▶ **Directions**:
The records below hold pictures; please leave those out and retype the rest exactly.
>> Begin Given entries
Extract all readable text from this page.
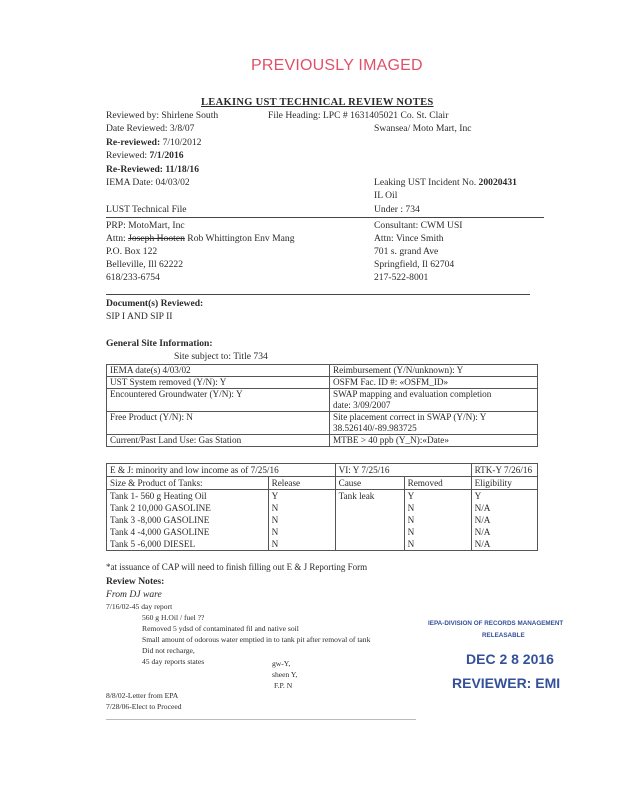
PREVIOUSLY IMAGED
LEAKING UST TECHNICAL REVIEW NOTES
Reviewed by: Shirlene South	File Heading: LPC # 1631405021 Co. St. Clair
Date Reviewed: 3/8/07	Swansea/ Moto Mart, Inc
Re-reviewed: 7/10/2012
Reviewed: 7/1/2016
Re-Reviewed: 11/18/16
IEMA Date: 04/03/02	Leaking UST Incident No. 20020431
IL Oil
LUST Technical File	Under : 734
PRP: MotoMart, Inc
Attn: Joseph Hooten Rob Whittington Env Mang
P.O. Box 122
Belleville, Ill 62222
618/233-6754
Consultant: CWM USI
Attn: Vince Smith
701 s. grand Ave
Springfield, Il 62704
217-522-8001
Document(s) Reviewed:
SIP I AND SIP II
General Site Information:
Site subject to: Title 734
IEMA date(s) 4/03/02	Reimbursement (Y/N/unknown): Y
UST System removed (Y/N): Y	OSFM Fac. ID #: «OSFM_ID»
Encountered Groundwater (Y/N): Y	SWAP mapping and evaluation completion
date: 3/09/2007
Free Product (Y/N): N	Site placement correct in SWAP (Y/N): Y
38.526140/-89.983725
Current/Past Land Use: Gas Station	MTBE > 40 ppb (Y_N):«Date»
E & J: minority and low income as of 7/25/16		VI: Y 7/25/16		RTK-Y 7/26/16
Size & Product of Tanks:	Release	Cause	Removed	Eligibility
Tank 1- 560 g Heating Oil	Y	Tank leak	Y	Y
Tank 2 10,000 GASOLINE	N		N	N/A
Tank 3 -8,000 GASOLINE	N		N	N/A
Tank 4 -4,000 GASOLINE	N		N	N/A
Tank 5 -6,000 DIESEL	N		N	N/A
*at issuance of CAP will need to finish filling out E & J Reporting Form
Review Notes:
From DJ ware
7/16/02-45 day report
560 g H.Oil / fuel ??
Removed 5 ydsd of contaminated fil and native soil
Small amount of odorous water emptied in to tank pit after removal of tank
Did not recharge,
45 day reports states	gw-Y,
sheen Y,
F.P. N
8/8/02-Letter from EPA
7/28/06-Elect to Proceed
IEPA-DIVISION OF RECORDS MANAGEMENT
RELEASABLE
DEC 2 8 2016
REVIEWER: EMI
>> End Given entries
▶ **Solved problem**:
Extract all readable text from this page.
PREVIOUSLY IMAGED
LEAKING UST TECHNICAL REVIEW NOTES
Reviewed by: Shirlene South	File Heading: LPC # 1631405021 Co. St. Clair
Date Reviewed: 3/8/07	Swansea/ Moto Mart, Inc
Re-reviewed: 7/10/2012
Reviewed: 7/1/2016
Re-Reviewed: 11/18/16
IEMA Date: 04/03/02	Leaking UST Incident No. 20020431
IL Oil
LUST Technical File	Under : 734
PRP: MotoMart, Inc
Attn: Joseph Hooten Rob Whittington Env Mang
P.O. Box 122
Belleville, Ill 62222
618/233-6754
Consultant: CWM USI
Attn: Vince Smith
701 s. grand Ave
Springfield, Il 62704
217-522-8001
Document(s) Reviewed:
SIP I AND SIP II
General Site Information:
Site subject to: Title 734
IEMA date(s) 4/03/02	Reimbursement (Y/N/unknown): Y
UST System removed (Y/N): Y	OSFM Fac. ID #: «OSFM_ID»
Encountered Groundwater (Y/N): Y	SWAP mapping and evaluation completion
date: 3/09/2007
Free Product (Y/N): N	Site placement correct in SWAP (Y/N): Y
38.526140/-89.983725
Current/Past Land Use: Gas Station	MTBE > 40 ppb (Y_N):«Date»
E & J: minority and low income as of 7/25/16		VI: Y 7/25/16		RTK-Y 7/26/16
Size & Product of Tanks:	Release	Cause	Removed	Eligibility
Tank 1- 560 g Heating Oil	Y	Tank leak	Y	Y
Tank 2 10,000 GASOLINE	N		N	N/A
Tank 3 -8,000 GASOLINE	N		N	N/A
Tank 4 -4,000 GASOLINE	N		N	N/A
Tank 5 -6,000 DIESEL	N		N	N/A
*at issuance of CAP will need to finish filling out E & J Reporting Form
Review Notes:
From DJ ware
7/16/02-45 day report
560 g H.Oil / fuel ??
Removed 5 ydsd of contaminated fil and native soil
Small amount of odorous water emptied in to tank pit after removal of tank
Did not recharge,
45 day reports states	gw-Y,
sheen Y,
F.P. N
8/8/02-Letter from EPA
7/28/06-Elect to Proceed
IEPA-DIVISION OF RECORDS MANAGEMENT
RELEASABLE
DEC 2 8 2016
REVIEWER: EMI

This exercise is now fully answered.